▶ Task brief: Determine how many lines contain the string "arvomerkkejä". Respond with that number and nothing more.

▶ Dataset extract:
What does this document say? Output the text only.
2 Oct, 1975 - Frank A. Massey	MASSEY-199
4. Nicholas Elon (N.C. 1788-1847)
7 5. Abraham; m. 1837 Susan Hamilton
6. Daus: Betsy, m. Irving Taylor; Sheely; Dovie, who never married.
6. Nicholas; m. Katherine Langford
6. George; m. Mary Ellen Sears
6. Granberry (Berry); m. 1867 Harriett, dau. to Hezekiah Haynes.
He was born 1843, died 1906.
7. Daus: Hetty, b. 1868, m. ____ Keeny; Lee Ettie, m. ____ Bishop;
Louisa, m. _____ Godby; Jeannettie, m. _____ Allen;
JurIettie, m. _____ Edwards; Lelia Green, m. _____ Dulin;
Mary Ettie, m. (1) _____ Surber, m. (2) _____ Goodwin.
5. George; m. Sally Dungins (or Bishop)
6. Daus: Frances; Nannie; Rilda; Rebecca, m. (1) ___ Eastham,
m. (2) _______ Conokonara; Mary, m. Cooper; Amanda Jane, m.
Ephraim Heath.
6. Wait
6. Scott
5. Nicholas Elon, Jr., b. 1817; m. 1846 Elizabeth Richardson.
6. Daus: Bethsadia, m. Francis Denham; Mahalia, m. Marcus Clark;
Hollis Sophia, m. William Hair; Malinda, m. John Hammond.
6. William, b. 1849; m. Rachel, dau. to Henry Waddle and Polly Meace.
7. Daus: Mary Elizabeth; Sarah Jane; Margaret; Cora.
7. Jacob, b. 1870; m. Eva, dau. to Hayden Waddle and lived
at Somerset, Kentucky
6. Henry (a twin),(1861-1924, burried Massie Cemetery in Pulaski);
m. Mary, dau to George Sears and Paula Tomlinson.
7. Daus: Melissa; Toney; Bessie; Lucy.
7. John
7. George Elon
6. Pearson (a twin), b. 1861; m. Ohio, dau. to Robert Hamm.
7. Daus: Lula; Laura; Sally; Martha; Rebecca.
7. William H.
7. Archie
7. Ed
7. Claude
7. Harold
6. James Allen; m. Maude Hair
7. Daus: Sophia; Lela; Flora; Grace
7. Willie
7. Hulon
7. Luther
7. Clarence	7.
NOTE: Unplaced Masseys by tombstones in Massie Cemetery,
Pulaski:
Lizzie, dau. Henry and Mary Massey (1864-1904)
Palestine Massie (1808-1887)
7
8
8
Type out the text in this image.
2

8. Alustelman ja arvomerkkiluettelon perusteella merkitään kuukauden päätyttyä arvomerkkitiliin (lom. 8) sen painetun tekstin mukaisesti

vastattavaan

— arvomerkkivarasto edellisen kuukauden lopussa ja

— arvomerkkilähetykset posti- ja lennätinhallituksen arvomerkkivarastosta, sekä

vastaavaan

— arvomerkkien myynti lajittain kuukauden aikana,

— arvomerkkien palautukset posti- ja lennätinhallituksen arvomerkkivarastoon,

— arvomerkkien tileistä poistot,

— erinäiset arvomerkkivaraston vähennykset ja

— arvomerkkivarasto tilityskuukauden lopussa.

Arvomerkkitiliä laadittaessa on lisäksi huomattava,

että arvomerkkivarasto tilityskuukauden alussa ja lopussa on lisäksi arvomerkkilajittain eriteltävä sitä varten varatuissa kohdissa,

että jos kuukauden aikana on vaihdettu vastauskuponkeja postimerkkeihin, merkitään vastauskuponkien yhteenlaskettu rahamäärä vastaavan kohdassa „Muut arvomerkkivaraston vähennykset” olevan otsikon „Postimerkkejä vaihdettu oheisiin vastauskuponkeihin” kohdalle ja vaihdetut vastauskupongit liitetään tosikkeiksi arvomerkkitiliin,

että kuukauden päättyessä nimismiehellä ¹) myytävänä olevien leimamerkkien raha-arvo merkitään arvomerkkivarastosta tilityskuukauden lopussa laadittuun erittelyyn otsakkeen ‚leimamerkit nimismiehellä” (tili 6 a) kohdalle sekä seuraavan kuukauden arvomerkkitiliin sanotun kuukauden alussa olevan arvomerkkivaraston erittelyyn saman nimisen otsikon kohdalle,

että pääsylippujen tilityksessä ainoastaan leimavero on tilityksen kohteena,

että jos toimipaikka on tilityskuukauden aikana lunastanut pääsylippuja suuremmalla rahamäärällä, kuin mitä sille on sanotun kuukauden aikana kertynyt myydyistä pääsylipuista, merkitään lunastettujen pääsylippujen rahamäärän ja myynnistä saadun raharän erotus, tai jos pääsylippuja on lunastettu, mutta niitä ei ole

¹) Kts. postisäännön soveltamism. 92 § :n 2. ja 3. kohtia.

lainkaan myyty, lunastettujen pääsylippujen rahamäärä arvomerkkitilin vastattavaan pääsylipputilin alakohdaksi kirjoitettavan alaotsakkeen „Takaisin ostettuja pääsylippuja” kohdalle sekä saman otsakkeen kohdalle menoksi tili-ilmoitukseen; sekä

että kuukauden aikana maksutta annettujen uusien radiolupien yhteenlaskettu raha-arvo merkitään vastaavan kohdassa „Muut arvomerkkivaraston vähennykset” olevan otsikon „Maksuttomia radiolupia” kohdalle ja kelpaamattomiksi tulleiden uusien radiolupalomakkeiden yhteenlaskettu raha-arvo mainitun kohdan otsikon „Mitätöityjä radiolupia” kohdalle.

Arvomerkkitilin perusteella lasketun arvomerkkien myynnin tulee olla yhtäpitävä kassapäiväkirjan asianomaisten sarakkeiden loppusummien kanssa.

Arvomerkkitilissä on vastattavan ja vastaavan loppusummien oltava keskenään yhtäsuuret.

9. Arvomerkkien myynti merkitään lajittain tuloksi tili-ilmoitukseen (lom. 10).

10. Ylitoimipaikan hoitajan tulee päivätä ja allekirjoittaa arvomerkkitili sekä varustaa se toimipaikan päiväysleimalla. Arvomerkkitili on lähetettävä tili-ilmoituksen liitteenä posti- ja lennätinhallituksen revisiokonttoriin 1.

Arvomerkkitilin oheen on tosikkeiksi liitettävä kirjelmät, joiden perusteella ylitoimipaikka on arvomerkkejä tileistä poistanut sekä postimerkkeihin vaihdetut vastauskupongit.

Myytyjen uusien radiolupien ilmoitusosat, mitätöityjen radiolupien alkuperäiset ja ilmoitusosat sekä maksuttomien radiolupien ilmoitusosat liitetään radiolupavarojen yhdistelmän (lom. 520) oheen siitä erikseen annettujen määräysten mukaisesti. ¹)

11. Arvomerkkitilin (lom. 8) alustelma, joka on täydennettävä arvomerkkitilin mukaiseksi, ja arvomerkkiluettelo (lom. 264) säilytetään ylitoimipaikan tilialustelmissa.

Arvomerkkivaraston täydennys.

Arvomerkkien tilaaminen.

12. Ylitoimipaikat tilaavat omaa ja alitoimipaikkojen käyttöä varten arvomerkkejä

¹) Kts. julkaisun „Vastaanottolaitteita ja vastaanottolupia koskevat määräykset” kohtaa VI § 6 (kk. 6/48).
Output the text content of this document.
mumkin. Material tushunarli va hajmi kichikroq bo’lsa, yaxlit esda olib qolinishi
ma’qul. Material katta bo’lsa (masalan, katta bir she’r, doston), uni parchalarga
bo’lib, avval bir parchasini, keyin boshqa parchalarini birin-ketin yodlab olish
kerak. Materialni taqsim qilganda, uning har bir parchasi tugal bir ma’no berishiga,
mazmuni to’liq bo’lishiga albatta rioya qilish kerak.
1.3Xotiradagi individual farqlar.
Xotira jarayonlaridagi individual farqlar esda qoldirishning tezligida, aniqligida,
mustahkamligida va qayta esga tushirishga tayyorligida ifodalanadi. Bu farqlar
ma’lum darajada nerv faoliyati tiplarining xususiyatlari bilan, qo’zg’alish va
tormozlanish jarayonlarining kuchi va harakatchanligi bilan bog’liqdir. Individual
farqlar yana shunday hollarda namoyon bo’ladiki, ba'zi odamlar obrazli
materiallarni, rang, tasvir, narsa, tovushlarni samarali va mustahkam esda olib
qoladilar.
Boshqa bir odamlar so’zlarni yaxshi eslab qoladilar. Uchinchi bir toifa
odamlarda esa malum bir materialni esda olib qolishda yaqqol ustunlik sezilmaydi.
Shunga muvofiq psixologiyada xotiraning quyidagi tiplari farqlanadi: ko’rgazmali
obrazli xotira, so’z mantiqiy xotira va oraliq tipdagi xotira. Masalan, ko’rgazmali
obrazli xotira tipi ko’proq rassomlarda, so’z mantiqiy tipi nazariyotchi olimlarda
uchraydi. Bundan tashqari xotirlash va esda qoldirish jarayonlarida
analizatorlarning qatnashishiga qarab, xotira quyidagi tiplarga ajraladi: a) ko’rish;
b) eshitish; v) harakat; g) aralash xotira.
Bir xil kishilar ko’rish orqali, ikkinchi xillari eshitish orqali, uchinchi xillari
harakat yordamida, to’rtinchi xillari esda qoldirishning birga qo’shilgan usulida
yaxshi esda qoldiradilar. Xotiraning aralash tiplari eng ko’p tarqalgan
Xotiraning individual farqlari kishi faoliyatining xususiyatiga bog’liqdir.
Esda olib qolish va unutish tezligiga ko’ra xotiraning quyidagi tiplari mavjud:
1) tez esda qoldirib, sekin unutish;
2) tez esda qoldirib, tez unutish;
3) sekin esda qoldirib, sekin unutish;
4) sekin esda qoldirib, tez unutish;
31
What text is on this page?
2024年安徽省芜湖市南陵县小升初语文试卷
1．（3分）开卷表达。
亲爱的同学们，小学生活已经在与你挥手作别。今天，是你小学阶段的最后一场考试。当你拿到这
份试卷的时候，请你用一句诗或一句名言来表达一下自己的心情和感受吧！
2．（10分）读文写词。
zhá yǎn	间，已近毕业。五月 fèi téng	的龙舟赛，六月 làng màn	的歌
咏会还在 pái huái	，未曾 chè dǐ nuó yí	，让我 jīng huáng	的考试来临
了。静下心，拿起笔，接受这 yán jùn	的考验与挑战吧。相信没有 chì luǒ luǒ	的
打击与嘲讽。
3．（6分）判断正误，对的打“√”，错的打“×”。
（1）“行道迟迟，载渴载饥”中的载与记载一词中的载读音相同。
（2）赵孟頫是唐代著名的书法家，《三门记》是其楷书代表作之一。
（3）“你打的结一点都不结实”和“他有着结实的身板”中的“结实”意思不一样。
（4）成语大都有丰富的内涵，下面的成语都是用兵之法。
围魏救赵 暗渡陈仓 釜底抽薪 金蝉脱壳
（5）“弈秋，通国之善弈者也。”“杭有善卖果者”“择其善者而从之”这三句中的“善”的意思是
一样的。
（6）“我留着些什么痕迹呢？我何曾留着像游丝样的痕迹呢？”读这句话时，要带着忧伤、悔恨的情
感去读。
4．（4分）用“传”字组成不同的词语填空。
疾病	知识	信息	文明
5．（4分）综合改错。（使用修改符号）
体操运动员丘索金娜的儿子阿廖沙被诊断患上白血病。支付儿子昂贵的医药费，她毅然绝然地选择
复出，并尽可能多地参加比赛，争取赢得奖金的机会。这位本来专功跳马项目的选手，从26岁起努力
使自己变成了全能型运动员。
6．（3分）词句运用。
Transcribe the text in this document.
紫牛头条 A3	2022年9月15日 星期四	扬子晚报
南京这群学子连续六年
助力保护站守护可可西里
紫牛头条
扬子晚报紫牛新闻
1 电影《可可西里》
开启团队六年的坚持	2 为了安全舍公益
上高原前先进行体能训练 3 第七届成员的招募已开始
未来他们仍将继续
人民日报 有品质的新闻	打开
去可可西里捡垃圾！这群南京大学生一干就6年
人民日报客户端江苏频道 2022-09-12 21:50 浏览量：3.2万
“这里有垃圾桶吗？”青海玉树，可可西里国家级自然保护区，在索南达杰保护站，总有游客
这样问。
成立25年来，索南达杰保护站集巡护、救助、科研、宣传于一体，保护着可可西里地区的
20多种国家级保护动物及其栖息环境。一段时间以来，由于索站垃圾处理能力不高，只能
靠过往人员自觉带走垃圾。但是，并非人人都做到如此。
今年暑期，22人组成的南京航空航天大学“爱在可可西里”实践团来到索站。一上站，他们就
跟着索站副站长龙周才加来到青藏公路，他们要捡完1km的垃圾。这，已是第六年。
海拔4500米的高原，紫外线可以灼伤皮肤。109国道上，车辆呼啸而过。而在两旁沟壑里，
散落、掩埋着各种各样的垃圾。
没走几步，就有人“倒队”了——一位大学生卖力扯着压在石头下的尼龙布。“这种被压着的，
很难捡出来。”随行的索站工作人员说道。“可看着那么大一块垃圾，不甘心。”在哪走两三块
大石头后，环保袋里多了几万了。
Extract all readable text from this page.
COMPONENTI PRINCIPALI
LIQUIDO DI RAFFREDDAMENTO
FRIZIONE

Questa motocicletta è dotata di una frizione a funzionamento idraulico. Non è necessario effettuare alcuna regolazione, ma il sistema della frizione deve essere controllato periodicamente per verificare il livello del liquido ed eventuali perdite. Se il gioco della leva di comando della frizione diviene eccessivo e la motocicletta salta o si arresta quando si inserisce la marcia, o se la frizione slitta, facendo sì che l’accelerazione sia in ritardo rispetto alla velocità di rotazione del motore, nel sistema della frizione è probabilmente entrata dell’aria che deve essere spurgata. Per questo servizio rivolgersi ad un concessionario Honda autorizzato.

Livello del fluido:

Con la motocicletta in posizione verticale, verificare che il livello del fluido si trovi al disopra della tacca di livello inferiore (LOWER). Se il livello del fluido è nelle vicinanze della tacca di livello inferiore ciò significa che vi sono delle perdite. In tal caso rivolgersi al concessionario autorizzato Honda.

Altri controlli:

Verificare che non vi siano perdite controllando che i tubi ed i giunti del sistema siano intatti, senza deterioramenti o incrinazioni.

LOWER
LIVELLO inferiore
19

▶ Task result: 2